═════ DATA SUPPLIED

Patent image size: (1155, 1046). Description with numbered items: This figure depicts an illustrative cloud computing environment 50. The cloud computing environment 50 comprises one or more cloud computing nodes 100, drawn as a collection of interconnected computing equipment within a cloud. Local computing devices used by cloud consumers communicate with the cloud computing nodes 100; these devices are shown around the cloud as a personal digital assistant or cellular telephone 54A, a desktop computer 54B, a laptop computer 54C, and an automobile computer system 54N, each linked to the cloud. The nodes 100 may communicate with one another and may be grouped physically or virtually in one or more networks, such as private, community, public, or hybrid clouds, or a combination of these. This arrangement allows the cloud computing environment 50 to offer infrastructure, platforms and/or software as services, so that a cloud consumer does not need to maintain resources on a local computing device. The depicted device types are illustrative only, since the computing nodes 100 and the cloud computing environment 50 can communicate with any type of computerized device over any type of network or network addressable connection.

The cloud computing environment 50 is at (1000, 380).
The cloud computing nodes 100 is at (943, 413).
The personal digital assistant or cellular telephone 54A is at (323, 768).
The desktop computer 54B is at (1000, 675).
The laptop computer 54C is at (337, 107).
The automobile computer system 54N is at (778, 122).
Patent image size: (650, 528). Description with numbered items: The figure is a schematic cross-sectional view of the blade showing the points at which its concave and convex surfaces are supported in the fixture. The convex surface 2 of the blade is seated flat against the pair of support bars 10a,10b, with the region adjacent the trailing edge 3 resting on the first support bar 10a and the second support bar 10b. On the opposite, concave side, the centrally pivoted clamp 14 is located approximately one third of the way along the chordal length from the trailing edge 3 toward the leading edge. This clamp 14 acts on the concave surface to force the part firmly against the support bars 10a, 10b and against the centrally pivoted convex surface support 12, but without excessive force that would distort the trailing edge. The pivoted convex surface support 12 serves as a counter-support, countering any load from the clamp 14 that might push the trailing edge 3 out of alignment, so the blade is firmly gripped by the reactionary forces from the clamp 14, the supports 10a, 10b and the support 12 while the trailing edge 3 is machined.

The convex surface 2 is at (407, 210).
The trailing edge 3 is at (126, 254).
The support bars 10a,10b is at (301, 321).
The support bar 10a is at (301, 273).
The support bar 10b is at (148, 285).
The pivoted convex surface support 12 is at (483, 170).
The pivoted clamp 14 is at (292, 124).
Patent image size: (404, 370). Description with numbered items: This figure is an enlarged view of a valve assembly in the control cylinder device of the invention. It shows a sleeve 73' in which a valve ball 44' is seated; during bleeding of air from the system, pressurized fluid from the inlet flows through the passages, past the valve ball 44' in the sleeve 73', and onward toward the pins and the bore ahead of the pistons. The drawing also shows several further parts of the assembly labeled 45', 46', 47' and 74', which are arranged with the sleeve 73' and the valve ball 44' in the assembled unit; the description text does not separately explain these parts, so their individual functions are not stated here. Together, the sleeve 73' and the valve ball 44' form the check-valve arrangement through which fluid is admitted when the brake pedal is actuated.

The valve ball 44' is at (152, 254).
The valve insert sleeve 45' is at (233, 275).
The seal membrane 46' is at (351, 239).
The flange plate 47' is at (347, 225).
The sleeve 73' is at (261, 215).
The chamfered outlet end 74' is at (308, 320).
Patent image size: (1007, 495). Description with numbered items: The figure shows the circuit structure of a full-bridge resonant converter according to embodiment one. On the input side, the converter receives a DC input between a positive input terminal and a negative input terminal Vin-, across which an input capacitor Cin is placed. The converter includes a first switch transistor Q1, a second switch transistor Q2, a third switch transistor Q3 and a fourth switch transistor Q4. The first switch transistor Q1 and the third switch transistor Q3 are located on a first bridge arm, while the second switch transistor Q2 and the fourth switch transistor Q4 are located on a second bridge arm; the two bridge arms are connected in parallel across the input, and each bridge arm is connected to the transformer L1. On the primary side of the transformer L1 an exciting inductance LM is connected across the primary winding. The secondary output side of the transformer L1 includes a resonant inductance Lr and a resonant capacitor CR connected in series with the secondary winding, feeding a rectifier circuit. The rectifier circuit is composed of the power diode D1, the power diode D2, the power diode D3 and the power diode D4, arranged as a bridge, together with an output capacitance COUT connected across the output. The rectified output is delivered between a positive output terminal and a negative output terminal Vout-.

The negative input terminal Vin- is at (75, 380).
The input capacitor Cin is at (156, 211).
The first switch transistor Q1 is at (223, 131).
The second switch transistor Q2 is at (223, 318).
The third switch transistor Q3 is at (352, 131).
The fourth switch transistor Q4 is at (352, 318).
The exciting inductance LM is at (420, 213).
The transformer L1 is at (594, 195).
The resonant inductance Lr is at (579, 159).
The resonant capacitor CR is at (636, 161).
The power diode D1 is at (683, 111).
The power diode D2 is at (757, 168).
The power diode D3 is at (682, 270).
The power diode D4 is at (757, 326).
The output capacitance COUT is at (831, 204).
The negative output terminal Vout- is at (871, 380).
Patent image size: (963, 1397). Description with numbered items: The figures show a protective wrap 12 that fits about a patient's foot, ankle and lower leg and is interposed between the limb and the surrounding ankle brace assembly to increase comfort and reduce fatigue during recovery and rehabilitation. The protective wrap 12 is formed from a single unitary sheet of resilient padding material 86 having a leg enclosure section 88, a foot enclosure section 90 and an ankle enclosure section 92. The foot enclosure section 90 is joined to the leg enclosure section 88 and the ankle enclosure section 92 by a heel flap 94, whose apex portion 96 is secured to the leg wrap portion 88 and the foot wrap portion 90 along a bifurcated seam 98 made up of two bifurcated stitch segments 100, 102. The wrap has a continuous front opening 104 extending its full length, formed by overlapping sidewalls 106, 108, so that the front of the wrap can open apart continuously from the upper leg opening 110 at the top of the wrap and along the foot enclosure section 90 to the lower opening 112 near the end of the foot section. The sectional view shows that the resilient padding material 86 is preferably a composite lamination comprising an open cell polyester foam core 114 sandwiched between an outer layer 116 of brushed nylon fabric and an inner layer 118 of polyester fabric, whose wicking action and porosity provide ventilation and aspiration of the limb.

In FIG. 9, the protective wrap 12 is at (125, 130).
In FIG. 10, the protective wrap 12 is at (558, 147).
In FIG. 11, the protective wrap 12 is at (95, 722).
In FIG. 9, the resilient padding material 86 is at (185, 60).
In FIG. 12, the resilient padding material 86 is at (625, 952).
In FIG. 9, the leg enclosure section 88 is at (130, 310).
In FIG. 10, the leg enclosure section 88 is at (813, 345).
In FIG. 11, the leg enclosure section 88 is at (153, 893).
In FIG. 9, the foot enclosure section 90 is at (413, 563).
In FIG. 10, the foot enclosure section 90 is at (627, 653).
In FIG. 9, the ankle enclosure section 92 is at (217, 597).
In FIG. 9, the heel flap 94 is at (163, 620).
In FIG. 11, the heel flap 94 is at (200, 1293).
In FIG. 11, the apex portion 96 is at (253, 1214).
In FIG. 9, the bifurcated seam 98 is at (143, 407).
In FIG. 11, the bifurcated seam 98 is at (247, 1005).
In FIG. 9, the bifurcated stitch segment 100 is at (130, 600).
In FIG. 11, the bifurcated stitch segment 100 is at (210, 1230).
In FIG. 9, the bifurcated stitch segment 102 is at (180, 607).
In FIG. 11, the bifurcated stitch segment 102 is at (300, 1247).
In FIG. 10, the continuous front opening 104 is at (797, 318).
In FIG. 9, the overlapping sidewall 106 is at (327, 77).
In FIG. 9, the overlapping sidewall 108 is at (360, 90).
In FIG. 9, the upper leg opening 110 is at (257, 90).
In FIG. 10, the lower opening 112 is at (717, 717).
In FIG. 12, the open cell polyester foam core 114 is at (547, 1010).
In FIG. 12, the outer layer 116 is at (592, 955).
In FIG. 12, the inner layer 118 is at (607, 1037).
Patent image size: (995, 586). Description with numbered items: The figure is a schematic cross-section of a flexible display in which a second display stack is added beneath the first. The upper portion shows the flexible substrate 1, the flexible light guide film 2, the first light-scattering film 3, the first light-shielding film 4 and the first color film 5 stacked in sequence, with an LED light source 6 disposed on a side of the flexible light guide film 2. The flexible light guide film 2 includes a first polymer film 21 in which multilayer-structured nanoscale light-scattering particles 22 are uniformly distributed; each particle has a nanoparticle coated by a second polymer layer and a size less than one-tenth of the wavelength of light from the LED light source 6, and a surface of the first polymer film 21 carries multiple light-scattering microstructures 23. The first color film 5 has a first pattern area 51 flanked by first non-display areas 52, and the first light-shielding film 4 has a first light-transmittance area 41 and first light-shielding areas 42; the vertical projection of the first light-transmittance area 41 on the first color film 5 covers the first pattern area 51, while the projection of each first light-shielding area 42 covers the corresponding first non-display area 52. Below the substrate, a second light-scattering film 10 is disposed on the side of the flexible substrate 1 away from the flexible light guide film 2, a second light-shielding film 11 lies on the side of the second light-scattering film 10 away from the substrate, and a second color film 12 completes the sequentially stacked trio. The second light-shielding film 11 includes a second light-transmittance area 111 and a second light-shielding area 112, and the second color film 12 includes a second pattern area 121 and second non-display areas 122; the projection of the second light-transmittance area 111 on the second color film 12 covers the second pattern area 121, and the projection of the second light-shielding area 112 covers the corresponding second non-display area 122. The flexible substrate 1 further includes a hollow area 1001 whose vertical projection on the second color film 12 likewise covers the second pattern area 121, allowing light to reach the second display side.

══════════

→ PROMPT
Extract everything from the line containing "Patent image size: (404, 370)." down to the line containing "The seal membrane 46' is at (351, 239).", both included, and reproduce those lines verbatim.

→ THE COMPLETED TASK
Patent image size: (404, 370). Description with numbered items: This figure is an enlarged view of a valve assembly in the control cylinder device of the invention. It shows a sleeve 73' in which a valve ball 44' is seated; during bleeding of air from the system, pressurized fluid from the inlet flows through the passages, past the valve ball 44' in the sleeve 73', and onward toward the pins and the bore ahead of the pistons. The drawing also shows several further parts of the assembly labeled 45', 46', 47' and 74', which are arranged with the sleeve 73' and the valve ball 44' in the assembled unit; the description text does not separately explain these parts, so their individual functions are not stated here. Together, the sleeve 73' and the valve ball 44' form the check-valve arrangement through which fluid is admitted when the brake pedal is actuated.

The valve ball 44' is at (152, 254).
The valve insert sleeve 45' is at (233, 275).
The seal membrane 46' is at (351, 239).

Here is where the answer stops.